§ What to work on:
From the listing that follows, output everything exactly except the pictures.

§ Input data:
--- begin ---
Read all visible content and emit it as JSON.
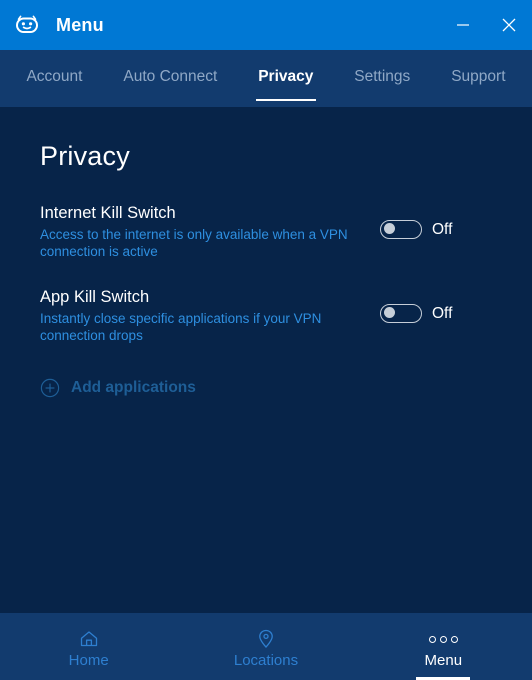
{
  "window": {
    "title": "Menu",
    "logo_icon": "robot-head-icon",
    "minimize_label": "–",
    "close_label": "✕",
    "colors": {
      "titlebar": "#0078D4",
      "tabbar": "#123B6E",
      "content": "#072449",
      "bottomnav": "#123B6E",
      "accent_link": "#2E8FE0"
    }
  },
  "tabs": [
    {
      "label": "Account",
      "active": false
    },
    {
      "label": "Auto Connect",
      "active": false
    },
    {
      "label": "Privacy",
      "active": true
    },
    {
      "label": "Settings",
      "active": false
    },
    {
      "label": "Support",
      "active": false
    }
  ],
  "page": {
    "title": "Privacy",
    "settings": [
      {
        "title": "Internet Kill Switch",
        "description": "Access to the internet is only available when a VPN connection is active",
        "toggle_state": "Off"
      },
      {
        "title": "App Kill Switch",
        "description": "Instantly close specific applications if your VPN connection drops",
        "toggle_state": "Off"
      }
    ],
    "add_applications": {
      "label": "Add applications",
      "icon": "plus-circle-icon",
      "enabled": false
    }
  },
  "bottom_nav": [
    {
      "label": "Home",
      "icon": "home-icon",
      "active": false
    },
    {
      "label": "Locations",
      "icon": "map-pin-icon",
      "active": false
    },
    {
      "label": "Menu",
      "icon": "three-dots-icon",
      "active": true
    }
  ]
}
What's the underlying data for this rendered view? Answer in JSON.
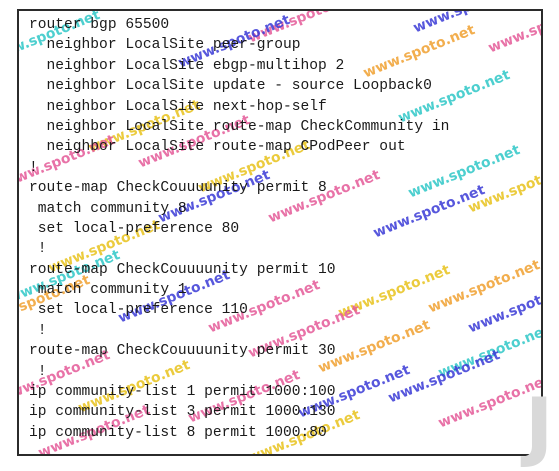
{
  "config_lines": [
    "router bgp 65500",
    "  neighbor LocalSite peer-group",
    "  neighbor LocalSite ebgp-multihop 2",
    "  neighbor LocalSite update - source Loopback0",
    "  neighbor LocalSite next-hop-self",
    "  neighbor LocalSite route-map CheckCommunity in",
    "  neighbor LocalSite route-map CPodPeer out",
    "!",
    "route-map CheckCouuuunity permit 8",
    " match community 8",
    " set local-preference 80",
    " !",
    "route-map CheckCouuuunity permit 10",
    " match community 1",
    " set local-preference 110",
    " !",
    "route-map CheckCouuuunity permit 30",
    " !",
    "ip community-list 1 permit 1000:100",
    "ip community-list 3 permit 1000:130",
    "ip community-list 8 permit 1000:80"
  ],
  "watermark_text": "www.spoto.net",
  "watermark_colors": [
    "#3a3ad6",
    "#e8c21c",
    "#e45a98",
    "#2ec7c7",
    "#f0a030"
  ],
  "corner_glyph": "J"
}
--- end ---
§ The solution:
Read all visible content and emit it as JSON.
{
  "window": {
    "title": "Menu",
    "logo_icon": "robot-head-icon",
    "minimize_label": "–",
    "close_label": "✕",
    "colors": {
      "titlebar": "#0078D4",
      "tabbar": "#123B6E",
      "content": "#072449",
      "bottomnav": "#123B6E",
      "accent_link": "#2E8FE0"
    }
  },
  "tabs": [
    {
      "label": "Account",
      "active": false
    },
    {
      "label": "Auto Connect",
      "active": false
    },
    {
      "label": "Privacy",
      "active": true
    },
    {
      "label": "Settings",
      "active": false
    },
    {
      "label": "Support",
      "active": false
    }
  ],
  "page": {
    "title": "Privacy",
    "settings": [
      {
        "title": "Internet Kill Switch",
        "description": "Access to the internet is only available when a VPN connection is active",
        "toggle_state": "Off"
      },
      {
        "title": "App Kill Switch",
        "description": "Instantly close specific applications if your VPN connection drops",
        "toggle_state": "Off"
      }
    ],
    "add_applications": {
      "label": "Add applications",
      "icon": "plus-circle-icon",
      "enabled": false
    }
  },
  "bottom_nav": [
    {
      "label": "Home",
      "icon": "home-icon",
      "active": false
    },
    {
      "label": "Locations",
      "icon": "map-pin-icon",
      "active": false
    },
    {
      "label": "Menu",
      "icon": "three-dots-icon",
      "active": true
    }
  ]
}
What's the underlying data for this rendered view? Answer in JSON.
{
  "config_lines": [
    "router bgp 65500",
    "  neighbor LocalSite peer-group",
    "  neighbor LocalSite ebgp-multihop 2",
    "  neighbor LocalSite update - source Loopback0",
    "  neighbor LocalSite next-hop-self",
    "  neighbor LocalSite route-map CheckCommunity in",
    "  neighbor LocalSite route-map CPodPeer out",
    "!",
    "route-map CheckCouuuunity permit 8",
    " match community 8",
    " set local-preference 80",
    " !",
    "route-map CheckCouuuunity permit 10",
    " match community 1",
    " set local-preference 110",
    " !",
    "route-map CheckCouuuunity permit 30",
    " !",
    "ip community-list 1 permit 1000:100",
    "ip community-list 3 permit 1000:130",
    "ip community-list 8 permit 1000:80"
  ],
  "watermark_text": "www.spoto.net",
  "watermark_colors": [
    "#3a3ad6",
    "#e8c21c",
    "#e45a98",
    "#2ec7c7",
    "#f0a030"
  ],
  "corner_glyph": "J"
}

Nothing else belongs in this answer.